Exercise details. Could you extract every entry below and reproduce it exactly?

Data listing
-- Start --
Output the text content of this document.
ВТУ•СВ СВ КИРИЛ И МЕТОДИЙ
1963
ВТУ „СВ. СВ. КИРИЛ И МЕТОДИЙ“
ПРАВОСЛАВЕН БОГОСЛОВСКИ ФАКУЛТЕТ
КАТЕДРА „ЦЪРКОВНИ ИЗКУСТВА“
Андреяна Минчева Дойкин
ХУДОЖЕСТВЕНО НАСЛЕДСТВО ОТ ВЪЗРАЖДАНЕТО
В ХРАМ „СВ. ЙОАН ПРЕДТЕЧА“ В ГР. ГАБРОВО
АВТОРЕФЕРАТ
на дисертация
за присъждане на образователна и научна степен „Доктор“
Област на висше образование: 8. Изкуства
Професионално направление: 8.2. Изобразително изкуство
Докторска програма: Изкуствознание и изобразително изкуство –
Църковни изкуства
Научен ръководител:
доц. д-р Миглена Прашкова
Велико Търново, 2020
-- End --
Answer for the task.
Output the text content of this document.
ВТУ•СВ СВ КИРИЛ И МЕТОДИЙ
1963
ВТУ „СВ. СВ. КИРИЛ И МЕТОДИЙ“
ПРАВОСЛАВЕН БОГОСЛОВСКИ ФАКУЛТЕТ
КАТЕДРА „ЦЪРКОВНИ ИЗКУСТВА“
Андреяна Минчева Дойкин
ХУДОЖЕСТВЕНО НАСЛЕДСТВО ОТ ВЪЗРАЖДАНЕТО
В ХРАМ „СВ. ЙОАН ПРЕДТЕЧА“ В ГР. ГАБРОВО
АВТОРЕФЕРАТ
на дисертация
за присъждане на образователна и научна степен „Доктор“
Област на висше образование: 8. Изкуства
Професионално направление: 8.2. Изобразително изкуство
Докторска програма: Изкуствознание и изобразително изкуство –
Църковни изкуства
Научен ръководител:
доц. д-р Миглена Прашкова
Велико Търново, 2020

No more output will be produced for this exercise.